WHAT THE EXERCISE ASKS. Copy every line from the records below that holds the word "description".

Data records.
::::

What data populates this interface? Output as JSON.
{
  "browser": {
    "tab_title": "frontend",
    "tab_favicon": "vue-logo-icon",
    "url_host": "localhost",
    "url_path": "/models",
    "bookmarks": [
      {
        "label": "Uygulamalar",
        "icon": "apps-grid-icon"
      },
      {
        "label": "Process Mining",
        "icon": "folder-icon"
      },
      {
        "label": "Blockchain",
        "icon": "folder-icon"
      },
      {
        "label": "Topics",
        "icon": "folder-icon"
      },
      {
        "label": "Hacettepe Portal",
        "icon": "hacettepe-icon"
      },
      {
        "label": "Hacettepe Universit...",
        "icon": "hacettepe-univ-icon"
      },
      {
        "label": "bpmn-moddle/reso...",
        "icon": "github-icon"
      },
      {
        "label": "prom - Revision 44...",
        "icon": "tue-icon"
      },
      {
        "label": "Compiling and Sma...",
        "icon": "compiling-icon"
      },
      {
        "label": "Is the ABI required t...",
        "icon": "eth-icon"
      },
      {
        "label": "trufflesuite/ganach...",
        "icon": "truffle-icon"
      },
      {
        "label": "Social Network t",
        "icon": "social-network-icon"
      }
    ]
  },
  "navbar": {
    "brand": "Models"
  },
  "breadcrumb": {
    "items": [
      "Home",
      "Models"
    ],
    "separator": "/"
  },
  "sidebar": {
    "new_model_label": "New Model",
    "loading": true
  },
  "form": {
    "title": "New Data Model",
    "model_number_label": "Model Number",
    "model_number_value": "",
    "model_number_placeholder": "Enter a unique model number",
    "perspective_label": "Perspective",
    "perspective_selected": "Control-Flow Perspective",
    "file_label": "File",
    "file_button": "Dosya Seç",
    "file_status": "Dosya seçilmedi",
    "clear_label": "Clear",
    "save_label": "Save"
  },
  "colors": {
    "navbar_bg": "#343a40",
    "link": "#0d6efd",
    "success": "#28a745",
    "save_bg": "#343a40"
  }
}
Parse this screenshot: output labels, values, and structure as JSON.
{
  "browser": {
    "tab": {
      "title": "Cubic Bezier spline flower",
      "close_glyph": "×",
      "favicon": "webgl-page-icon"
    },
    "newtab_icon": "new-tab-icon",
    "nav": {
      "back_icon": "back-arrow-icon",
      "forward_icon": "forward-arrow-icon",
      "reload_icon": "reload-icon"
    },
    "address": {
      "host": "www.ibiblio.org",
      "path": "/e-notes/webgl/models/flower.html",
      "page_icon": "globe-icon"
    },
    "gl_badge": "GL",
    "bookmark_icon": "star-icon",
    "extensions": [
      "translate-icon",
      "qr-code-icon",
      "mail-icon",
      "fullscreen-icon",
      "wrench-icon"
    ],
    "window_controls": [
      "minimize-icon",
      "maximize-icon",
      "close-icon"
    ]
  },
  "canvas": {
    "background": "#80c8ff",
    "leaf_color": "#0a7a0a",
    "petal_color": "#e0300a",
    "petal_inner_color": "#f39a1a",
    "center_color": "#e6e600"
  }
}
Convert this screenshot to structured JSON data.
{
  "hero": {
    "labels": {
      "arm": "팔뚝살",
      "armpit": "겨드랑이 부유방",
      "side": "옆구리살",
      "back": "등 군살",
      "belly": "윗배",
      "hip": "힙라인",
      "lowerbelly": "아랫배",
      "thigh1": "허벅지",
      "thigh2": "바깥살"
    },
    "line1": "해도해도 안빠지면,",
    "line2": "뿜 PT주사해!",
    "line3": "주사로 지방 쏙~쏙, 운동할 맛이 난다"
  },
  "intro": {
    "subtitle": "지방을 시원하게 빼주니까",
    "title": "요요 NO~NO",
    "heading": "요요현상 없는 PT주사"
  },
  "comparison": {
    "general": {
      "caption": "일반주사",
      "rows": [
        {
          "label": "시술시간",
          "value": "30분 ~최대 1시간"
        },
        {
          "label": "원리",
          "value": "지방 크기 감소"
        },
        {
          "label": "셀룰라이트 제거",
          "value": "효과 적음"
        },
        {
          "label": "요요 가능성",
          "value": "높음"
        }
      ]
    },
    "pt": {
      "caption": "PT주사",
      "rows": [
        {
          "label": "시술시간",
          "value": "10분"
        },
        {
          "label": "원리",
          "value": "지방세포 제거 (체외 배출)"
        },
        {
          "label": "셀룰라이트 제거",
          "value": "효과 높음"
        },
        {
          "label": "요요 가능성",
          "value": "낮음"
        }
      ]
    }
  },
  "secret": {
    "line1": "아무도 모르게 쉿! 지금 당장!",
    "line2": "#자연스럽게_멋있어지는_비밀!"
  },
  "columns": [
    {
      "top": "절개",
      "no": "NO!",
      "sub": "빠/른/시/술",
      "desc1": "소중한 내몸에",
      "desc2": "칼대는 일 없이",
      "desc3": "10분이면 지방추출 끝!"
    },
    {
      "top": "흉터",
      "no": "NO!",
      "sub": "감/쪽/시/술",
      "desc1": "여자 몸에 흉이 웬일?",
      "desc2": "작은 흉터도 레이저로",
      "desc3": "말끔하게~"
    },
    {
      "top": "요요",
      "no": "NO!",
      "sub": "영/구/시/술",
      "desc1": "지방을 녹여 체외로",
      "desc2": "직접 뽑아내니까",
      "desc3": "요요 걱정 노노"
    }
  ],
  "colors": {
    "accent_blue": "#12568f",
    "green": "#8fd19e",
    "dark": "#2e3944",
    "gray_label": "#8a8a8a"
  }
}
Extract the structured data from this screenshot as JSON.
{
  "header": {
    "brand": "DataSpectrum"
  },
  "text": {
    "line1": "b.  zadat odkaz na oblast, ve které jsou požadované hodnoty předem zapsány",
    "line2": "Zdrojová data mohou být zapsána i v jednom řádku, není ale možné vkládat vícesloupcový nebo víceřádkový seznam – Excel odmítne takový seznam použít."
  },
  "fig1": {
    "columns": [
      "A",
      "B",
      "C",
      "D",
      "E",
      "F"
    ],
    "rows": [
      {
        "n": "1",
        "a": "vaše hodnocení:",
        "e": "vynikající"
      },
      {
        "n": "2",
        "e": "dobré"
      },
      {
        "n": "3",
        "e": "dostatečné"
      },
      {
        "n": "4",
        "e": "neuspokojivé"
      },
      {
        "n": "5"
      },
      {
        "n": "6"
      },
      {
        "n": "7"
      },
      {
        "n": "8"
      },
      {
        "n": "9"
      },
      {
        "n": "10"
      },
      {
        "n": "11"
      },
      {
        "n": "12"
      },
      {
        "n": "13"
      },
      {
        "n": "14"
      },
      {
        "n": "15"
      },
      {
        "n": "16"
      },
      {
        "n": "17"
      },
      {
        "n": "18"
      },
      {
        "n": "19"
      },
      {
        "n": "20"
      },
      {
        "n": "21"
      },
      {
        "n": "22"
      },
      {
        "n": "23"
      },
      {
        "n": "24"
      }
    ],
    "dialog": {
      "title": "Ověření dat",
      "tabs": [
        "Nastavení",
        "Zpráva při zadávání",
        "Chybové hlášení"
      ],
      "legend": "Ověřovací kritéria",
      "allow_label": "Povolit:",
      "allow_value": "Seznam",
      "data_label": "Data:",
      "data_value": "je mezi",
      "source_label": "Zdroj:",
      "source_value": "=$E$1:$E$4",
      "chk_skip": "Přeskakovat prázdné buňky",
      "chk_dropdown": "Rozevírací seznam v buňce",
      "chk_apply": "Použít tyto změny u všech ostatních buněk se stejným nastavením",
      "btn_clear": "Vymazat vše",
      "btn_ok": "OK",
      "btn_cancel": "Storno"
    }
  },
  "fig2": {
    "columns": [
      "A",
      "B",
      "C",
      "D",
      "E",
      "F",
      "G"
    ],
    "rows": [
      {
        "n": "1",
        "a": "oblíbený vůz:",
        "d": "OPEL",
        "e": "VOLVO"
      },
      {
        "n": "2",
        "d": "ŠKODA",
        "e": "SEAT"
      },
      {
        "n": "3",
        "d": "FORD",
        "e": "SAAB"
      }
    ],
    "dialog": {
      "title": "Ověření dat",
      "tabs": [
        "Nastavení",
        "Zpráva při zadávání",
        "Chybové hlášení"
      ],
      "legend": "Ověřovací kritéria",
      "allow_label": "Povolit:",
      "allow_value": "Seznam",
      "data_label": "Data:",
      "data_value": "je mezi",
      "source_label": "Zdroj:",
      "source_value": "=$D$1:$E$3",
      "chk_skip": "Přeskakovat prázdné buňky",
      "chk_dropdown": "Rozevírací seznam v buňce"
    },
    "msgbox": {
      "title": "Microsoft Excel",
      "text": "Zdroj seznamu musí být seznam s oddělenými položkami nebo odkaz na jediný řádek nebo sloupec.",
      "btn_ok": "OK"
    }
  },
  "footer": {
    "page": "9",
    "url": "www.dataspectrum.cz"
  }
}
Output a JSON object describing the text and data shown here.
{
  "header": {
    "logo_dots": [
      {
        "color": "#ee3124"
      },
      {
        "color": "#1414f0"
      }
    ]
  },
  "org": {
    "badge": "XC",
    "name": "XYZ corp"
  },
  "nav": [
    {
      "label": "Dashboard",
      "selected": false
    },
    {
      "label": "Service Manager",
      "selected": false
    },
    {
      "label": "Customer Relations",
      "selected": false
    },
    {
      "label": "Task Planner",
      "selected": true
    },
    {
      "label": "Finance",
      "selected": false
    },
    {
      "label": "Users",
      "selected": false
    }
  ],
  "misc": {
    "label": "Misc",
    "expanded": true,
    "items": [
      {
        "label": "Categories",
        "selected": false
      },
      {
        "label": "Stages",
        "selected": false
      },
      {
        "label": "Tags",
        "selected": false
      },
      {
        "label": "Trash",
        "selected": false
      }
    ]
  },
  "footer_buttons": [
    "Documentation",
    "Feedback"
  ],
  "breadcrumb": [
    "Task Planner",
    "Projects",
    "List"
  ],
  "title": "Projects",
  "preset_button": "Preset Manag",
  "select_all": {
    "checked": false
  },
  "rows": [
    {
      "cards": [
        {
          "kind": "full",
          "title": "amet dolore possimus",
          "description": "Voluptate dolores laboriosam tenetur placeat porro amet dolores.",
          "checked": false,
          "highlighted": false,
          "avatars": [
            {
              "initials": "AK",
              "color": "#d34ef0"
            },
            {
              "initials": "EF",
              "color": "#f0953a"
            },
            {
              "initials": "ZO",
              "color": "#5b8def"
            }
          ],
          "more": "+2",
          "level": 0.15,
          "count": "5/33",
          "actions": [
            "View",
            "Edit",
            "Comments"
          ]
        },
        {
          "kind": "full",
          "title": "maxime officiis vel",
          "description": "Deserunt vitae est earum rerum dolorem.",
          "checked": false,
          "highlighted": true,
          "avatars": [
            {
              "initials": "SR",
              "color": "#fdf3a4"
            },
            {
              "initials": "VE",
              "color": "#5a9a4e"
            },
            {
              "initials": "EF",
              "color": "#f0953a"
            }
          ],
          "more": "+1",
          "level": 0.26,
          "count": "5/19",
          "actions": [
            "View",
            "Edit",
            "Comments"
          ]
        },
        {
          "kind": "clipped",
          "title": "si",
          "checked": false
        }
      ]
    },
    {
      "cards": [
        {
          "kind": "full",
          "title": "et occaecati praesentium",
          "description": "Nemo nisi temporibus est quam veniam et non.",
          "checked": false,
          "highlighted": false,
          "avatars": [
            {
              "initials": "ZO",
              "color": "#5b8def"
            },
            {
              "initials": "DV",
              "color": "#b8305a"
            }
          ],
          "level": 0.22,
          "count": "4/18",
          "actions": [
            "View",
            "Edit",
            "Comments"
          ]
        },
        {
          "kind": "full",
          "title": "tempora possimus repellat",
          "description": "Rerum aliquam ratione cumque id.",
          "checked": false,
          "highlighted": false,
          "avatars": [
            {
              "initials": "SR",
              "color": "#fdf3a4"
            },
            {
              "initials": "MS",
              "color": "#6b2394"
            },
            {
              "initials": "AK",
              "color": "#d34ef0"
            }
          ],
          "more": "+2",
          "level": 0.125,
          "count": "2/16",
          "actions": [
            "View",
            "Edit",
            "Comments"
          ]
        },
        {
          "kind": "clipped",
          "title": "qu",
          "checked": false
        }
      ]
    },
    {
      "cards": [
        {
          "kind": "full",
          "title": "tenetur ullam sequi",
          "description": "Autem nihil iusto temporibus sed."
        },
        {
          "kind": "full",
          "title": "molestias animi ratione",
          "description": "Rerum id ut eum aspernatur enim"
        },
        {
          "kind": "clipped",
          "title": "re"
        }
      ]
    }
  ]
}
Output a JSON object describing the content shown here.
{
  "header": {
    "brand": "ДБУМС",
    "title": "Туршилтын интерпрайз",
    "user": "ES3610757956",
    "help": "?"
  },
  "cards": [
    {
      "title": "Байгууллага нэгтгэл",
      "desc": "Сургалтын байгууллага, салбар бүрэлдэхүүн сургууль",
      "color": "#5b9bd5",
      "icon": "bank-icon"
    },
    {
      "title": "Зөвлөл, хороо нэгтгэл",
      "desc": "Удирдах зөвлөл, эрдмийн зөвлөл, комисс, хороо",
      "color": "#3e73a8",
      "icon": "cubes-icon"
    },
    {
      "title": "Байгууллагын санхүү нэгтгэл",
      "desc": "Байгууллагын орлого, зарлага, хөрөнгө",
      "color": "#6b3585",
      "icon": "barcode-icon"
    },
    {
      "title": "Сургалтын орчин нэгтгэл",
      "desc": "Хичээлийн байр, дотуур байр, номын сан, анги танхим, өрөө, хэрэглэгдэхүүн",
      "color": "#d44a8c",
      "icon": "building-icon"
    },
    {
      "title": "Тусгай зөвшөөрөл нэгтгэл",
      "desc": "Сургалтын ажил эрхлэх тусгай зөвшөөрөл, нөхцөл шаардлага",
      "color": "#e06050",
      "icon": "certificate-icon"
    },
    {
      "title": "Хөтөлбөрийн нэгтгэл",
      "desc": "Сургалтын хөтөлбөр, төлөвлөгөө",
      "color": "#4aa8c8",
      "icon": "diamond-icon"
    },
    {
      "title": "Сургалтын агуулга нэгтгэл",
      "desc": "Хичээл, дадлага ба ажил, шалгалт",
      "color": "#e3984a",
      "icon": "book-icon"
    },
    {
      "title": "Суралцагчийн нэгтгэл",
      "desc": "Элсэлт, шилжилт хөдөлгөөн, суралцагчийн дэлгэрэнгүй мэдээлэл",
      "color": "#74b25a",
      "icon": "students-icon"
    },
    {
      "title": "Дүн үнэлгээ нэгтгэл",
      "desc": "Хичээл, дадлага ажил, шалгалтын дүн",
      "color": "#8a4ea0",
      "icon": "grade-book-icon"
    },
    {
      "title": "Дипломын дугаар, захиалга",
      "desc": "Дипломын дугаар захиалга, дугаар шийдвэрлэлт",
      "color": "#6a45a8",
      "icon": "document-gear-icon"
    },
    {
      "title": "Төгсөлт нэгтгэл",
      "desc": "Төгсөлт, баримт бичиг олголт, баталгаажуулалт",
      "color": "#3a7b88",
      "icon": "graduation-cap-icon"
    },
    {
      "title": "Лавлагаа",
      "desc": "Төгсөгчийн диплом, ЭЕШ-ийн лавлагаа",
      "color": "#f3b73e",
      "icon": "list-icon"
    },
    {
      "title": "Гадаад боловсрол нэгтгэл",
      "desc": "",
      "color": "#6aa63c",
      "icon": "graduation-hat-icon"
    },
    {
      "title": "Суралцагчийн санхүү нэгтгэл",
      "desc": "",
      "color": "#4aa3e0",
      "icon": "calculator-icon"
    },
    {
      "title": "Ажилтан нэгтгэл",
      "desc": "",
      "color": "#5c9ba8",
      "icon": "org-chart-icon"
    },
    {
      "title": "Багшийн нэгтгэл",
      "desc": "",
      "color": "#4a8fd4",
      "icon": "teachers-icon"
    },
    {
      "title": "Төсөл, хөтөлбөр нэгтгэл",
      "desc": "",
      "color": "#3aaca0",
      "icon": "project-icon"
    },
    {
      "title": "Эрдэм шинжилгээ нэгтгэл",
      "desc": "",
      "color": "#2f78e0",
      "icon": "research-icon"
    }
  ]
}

::::

ANSWER FOR THE TASK.
          "description": "Voluptate dolores laboriosam tenetur placeat porro amet dolores.",
          "description": "Deserunt vitae est earum rerum dolorem.",
          "description": "Nemo nisi temporibus est quam veniam et non.",
          "description": "Rerum aliquam ratione cumque id.",
          "description": "Autem nihil iusto temporibus sed."
          "description": "Rerum id ut eum aspernatur enim"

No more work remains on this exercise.